━━ SUPPLIED DATA ━━

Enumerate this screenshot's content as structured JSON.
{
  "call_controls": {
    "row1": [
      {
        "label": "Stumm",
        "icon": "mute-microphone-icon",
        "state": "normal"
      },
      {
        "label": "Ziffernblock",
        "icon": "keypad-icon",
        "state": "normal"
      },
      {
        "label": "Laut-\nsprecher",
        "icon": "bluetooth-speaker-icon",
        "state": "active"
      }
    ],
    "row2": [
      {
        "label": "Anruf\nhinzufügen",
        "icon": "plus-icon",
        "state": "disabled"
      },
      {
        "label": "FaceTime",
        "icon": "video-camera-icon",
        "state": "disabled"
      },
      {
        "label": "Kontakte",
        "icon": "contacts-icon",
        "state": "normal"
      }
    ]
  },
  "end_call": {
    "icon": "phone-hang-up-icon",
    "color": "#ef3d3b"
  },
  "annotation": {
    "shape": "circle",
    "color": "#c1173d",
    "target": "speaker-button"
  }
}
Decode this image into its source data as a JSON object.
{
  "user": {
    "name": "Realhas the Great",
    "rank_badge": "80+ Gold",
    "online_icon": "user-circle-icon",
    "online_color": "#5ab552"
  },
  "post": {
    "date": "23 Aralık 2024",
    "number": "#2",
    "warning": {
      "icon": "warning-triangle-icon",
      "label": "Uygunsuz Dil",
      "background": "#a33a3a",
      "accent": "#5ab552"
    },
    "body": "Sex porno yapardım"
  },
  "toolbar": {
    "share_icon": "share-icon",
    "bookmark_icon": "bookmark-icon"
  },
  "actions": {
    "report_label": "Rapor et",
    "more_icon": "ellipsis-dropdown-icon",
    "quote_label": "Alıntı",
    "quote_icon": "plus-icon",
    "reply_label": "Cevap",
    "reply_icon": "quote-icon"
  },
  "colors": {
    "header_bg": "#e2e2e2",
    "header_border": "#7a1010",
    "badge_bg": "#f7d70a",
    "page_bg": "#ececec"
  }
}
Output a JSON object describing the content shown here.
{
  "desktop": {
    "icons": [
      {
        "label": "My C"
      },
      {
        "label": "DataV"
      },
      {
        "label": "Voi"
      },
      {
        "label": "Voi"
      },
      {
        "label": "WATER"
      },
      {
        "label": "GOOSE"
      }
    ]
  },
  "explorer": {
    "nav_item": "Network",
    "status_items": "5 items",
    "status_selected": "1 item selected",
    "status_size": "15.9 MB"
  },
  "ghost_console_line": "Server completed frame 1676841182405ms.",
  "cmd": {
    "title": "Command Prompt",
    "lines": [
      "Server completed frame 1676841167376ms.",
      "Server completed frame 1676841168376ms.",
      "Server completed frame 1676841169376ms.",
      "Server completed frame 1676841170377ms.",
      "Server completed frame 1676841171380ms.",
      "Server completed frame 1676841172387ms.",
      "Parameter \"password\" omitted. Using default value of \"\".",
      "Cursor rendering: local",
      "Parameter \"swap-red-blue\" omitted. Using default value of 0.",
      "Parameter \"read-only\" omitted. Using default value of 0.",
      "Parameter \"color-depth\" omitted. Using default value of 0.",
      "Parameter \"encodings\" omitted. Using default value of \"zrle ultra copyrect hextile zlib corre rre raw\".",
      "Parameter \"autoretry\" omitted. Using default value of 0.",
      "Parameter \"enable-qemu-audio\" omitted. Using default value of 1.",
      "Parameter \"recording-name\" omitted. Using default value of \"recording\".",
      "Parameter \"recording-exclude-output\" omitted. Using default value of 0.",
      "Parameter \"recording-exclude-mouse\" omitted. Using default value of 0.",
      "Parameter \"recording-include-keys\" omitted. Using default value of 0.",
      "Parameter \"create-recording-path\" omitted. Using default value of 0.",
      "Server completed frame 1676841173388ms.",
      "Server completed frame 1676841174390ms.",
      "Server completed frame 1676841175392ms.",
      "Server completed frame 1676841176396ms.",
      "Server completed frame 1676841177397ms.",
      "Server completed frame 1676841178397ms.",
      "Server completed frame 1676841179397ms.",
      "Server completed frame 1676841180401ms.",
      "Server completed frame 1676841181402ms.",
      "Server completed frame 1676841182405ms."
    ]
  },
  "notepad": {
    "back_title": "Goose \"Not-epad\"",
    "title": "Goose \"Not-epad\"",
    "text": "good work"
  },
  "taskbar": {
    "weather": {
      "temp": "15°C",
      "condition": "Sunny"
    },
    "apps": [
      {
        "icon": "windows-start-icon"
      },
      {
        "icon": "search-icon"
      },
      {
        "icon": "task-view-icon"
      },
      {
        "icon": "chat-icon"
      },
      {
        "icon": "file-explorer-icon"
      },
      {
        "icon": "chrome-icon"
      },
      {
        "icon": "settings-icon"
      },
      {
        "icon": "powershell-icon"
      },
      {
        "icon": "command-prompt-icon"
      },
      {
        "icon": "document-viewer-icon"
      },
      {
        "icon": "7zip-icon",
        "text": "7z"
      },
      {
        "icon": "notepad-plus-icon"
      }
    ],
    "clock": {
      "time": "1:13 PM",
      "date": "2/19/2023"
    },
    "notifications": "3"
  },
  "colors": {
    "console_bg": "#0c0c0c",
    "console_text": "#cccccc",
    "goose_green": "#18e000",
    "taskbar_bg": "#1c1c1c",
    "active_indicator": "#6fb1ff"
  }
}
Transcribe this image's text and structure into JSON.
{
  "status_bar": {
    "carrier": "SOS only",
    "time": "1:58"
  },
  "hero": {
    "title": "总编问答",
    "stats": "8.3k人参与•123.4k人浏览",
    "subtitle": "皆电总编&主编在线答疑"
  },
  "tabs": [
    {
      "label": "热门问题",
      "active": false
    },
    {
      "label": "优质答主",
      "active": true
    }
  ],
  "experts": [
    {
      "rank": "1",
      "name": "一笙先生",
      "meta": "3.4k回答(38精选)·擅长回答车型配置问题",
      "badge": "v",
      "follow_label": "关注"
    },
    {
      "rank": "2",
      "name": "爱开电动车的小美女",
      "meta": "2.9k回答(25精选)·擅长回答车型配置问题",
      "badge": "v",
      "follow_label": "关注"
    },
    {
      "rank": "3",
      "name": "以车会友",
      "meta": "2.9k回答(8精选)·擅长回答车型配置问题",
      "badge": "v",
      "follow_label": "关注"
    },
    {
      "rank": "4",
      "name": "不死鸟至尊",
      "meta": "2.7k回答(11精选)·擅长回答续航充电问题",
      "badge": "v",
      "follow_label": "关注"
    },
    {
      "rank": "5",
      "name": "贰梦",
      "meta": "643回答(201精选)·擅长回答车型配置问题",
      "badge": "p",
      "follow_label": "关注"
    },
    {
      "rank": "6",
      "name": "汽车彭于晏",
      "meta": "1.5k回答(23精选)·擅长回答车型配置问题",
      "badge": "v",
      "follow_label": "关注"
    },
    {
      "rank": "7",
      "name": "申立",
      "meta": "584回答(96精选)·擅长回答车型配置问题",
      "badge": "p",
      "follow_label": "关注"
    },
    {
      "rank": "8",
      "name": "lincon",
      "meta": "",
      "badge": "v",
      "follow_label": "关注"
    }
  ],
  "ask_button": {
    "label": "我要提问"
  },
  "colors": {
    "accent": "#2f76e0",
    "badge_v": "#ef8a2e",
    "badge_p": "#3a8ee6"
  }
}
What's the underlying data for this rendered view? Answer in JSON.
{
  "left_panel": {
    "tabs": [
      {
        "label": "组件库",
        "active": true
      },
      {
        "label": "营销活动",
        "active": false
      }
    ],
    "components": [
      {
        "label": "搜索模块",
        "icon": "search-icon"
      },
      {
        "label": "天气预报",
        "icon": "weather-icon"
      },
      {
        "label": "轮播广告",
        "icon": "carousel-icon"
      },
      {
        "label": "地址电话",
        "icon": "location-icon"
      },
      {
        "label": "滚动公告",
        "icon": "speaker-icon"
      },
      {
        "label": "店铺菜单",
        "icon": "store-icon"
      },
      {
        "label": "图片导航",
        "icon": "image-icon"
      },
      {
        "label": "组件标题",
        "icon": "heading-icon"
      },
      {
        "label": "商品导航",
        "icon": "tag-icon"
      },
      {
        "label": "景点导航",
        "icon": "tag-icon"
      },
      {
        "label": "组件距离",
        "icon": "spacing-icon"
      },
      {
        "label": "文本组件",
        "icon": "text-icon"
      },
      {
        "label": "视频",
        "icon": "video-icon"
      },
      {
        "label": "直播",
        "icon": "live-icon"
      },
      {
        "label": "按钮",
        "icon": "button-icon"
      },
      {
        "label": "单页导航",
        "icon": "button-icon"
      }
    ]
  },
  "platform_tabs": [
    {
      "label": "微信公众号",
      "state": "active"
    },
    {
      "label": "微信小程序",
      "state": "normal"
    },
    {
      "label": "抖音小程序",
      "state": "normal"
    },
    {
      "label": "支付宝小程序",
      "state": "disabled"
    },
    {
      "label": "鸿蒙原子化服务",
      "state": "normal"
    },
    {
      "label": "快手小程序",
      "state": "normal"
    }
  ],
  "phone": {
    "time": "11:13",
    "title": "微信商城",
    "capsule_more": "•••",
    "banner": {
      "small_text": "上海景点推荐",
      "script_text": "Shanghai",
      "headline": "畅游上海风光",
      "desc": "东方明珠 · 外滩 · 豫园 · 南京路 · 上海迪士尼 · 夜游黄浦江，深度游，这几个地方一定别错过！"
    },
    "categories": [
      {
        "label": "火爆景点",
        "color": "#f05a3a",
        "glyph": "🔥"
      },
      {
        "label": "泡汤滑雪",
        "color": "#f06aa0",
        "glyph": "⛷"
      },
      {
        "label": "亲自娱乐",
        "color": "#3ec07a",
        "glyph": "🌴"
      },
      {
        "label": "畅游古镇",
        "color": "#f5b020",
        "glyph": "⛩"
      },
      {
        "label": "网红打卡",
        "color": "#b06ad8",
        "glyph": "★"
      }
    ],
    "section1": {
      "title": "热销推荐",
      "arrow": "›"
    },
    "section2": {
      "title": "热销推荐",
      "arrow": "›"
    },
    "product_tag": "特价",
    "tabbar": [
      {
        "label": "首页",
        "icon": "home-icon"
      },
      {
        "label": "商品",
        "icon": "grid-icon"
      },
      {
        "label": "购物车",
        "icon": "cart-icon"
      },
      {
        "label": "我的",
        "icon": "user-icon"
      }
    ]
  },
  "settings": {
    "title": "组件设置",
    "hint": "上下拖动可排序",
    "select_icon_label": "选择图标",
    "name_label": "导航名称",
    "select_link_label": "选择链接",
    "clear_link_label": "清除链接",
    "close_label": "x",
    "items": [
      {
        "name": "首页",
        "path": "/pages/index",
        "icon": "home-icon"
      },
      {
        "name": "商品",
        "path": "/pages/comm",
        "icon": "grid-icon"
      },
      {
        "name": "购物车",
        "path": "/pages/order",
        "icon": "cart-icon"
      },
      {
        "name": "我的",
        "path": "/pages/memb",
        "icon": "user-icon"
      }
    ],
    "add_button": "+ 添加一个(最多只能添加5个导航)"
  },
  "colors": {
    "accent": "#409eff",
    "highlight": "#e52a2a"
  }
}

━━━

#### STATED EXERCISE:
Show all lines above holding "path".

#### RESPONSE FOR THIS EXERCISE:
      "Parameter \"create-recording-path\" omitted. Using default value of 0.",
        "path": "/pages/index",
        "path": "/pages/comm",
        "path": "/pages/order",
        "path": "/pages/memb",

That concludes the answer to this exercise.